• [DIRECTIVE]: Format the items from the line that contains "Patent image size: (1287, 1084)." through the line that contains "The detection wire 50 is at (428, 295).", inclusive, as a JSON list of strings with one string per line. Leave out blank lines.

• [MATERIAL FOR THIS TASK]:
+===+
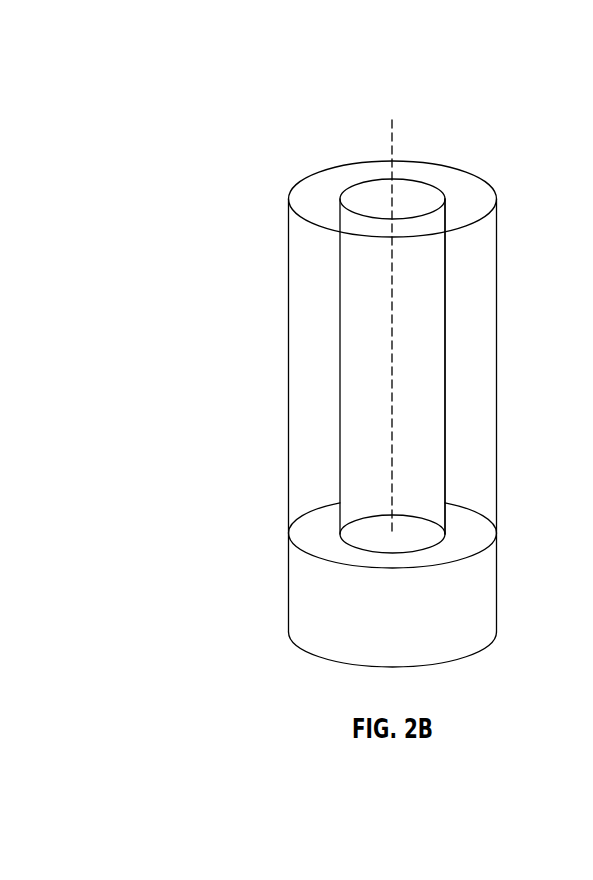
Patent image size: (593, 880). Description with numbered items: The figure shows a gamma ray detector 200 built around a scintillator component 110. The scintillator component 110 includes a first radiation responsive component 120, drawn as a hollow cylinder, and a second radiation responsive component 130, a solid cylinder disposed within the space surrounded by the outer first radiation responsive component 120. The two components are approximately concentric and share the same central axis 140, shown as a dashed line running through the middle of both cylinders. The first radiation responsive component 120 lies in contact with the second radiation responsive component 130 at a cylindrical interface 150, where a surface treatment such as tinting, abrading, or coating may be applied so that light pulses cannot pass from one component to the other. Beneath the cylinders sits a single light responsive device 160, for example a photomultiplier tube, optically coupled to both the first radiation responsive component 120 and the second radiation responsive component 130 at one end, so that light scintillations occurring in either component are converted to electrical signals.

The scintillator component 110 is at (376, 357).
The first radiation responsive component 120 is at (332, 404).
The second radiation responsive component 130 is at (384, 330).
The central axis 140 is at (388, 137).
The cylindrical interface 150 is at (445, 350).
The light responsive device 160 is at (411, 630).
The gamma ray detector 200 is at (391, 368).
+===+
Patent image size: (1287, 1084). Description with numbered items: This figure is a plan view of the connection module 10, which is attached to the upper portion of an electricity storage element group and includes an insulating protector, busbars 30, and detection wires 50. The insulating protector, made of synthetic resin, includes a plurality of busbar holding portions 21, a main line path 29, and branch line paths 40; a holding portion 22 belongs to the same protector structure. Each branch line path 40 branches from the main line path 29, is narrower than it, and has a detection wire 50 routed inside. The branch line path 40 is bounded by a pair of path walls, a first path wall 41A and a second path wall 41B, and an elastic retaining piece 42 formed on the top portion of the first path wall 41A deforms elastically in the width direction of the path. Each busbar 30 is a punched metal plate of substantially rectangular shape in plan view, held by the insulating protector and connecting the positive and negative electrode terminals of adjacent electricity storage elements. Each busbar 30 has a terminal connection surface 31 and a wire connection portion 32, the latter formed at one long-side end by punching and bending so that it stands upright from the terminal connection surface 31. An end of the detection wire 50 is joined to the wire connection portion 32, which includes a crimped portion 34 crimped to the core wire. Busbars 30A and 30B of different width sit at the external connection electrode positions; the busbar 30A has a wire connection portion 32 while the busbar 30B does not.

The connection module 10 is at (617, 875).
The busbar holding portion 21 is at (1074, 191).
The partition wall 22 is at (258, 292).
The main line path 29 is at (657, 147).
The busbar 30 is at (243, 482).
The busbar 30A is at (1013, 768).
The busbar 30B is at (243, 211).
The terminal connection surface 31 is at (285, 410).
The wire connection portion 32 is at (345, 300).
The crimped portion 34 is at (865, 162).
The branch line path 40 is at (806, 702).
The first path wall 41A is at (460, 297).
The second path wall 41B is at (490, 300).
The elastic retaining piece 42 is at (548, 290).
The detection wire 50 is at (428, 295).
+===+
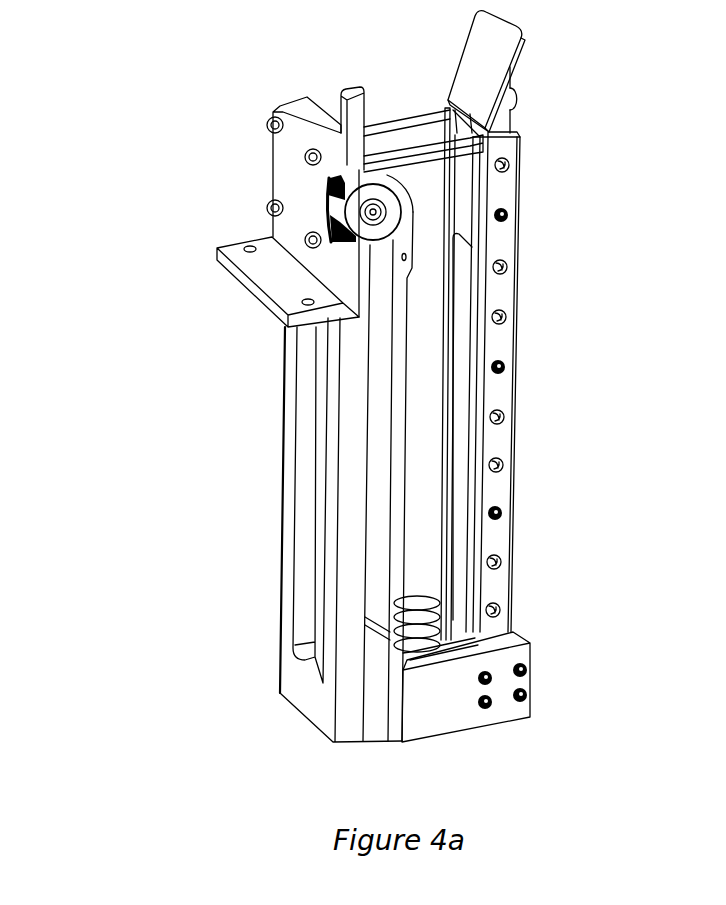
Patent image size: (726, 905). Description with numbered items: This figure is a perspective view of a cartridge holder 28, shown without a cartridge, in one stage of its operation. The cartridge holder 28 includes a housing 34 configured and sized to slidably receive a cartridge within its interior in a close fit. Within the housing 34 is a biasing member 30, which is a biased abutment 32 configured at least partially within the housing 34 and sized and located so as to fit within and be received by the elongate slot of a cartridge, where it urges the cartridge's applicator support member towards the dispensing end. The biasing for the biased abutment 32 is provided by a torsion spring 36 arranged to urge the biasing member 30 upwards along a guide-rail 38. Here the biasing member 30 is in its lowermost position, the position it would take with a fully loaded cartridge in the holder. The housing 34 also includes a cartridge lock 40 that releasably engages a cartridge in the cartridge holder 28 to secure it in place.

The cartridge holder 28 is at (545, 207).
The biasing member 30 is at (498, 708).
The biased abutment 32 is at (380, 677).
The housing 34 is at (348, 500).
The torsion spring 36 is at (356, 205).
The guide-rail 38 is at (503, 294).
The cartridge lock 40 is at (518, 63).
+===+
• [EXERCISE SOLUTION]:
[
  "Patent image size: (1287, 1084). Description with numbered items: This figure is a plan view of the connection module 10, which is attached to the upper portion of an electricity storage element group and includes an insulating protector, busbars 30, and detection wires 50. The insulating protector, made of synthetic resin, includes a plurality of busbar holding portions 21, a main line path 29, and branch line paths 40; a holding portion 22 belongs to the same protector structure. Each branch line path 40 branches from the main line path 29, is narrower than it, and has a detection wire 50 routed inside. The branch line path 40 is bounded by a pair of path walls, a first path wall 41A and a second path wall 41B, and an elastic retaining piece 42 formed on the top portion of the first path wall 41A deforms elastically in the width direction of the path. Each busbar 30 is a punched metal plate of substantially rectangular shape in plan view, held by the insulating protector and connecting the positive and negative electrode terminals of adjacent electricity storage elements. Each busbar 30 has a terminal connection surface 31 and a wire connection portion 32, the latter formed at one long-side end by punching and bending so that it stands upright from the terminal connection surface 31. An end of the detection wire 50 is joined to the wire connection portion 32, which includes a crimped portion 34 crimped to the core wire. Busbars 30A and 30B of different width sit at the external connection electrode positions; the busbar 30A has a wire connection portion 32 while the busbar 30B does not.",
  "The connection module 10 is at (617, 875).",
  "The busbar holding portion 21 is at (1074, 191).",
  "The partition wall 22 is at (258, 292).",
  "The main line path 29 is at (657, 147).",
  "The busbar 30 is at (243, 482).",
  "The busbar 30A is at (1013, 768).",
  "The busbar 30B is at (243, 211).",
  "The terminal connection surface 31 is at (285, 410).",
  "The wire connection portion 32 is at (345, 300).",
  "The crimped portion 34 is at (865, 162).",
  "The branch line path 40 is at (806, 702).",
  "The first path wall 41A is at (460, 297).",
  "The second path wall 41B is at (490, 300).",
  "The elastic retaining piece 42 is at (548, 290).",
  "The detection wire 50 is at (428, 295)."
]